-- START Exercise material --

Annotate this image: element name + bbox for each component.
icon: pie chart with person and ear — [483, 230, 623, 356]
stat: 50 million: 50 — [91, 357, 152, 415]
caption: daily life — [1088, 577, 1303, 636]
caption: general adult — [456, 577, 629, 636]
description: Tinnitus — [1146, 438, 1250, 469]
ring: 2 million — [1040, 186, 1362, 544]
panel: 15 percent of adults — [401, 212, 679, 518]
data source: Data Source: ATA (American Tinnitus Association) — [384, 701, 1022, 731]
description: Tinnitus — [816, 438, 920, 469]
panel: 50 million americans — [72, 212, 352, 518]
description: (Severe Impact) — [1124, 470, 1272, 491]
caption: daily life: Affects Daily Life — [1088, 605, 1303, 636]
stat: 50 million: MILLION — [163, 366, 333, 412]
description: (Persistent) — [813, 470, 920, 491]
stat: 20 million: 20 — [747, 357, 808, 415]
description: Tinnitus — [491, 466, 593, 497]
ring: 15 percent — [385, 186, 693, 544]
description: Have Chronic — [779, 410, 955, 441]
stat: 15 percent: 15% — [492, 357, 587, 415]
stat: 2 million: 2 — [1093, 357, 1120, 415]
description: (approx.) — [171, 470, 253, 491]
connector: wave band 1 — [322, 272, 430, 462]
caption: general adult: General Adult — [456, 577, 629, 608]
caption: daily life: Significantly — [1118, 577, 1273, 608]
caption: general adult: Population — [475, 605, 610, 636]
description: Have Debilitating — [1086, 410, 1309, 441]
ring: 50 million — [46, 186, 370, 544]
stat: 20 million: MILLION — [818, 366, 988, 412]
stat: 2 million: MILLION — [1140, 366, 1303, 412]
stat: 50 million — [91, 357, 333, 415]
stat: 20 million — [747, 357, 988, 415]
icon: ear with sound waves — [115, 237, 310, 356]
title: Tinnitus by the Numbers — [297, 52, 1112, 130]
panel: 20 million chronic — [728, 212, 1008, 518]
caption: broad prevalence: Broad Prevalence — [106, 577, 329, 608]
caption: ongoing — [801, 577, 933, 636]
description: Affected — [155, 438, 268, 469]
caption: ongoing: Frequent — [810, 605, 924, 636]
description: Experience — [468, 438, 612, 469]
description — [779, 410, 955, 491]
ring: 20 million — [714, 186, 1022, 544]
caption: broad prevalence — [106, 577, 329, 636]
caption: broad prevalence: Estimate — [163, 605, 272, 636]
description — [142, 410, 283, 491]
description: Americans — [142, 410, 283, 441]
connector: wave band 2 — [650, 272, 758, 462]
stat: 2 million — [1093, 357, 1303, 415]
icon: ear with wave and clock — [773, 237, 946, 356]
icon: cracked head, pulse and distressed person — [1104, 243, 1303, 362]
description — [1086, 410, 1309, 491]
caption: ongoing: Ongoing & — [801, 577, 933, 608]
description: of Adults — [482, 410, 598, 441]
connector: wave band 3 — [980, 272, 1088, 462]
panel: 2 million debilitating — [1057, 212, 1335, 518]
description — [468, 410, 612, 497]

-- END Exercise material --

> Your goal
Please rewrite the records from the first line up to and including the line with "description: Tinnitus — [816, 438, 920, 469]", swapping "caption" for "label" and leaving everything else as it is.

> Answer to this task
Annotate this image: element name + bbox for each component.
icon: pie chart with person and ear — [483, 230, 623, 356]
stat: 50 million: 50 — [91, 357, 152, 415]
label: daily life — [1088, 577, 1303, 636]
label: general adult — [456, 577, 629, 636]
description: Tinnitus — [1146, 438, 1250, 469]
ring: 2 million — [1040, 186, 1362, 544]
panel: 15 percent of adults — [401, 212, 679, 518]
data source: Data Source: ATA (American Tinnitus Association) — [384, 701, 1022, 731]
description: Tinnitus — [816, 438, 920, 469]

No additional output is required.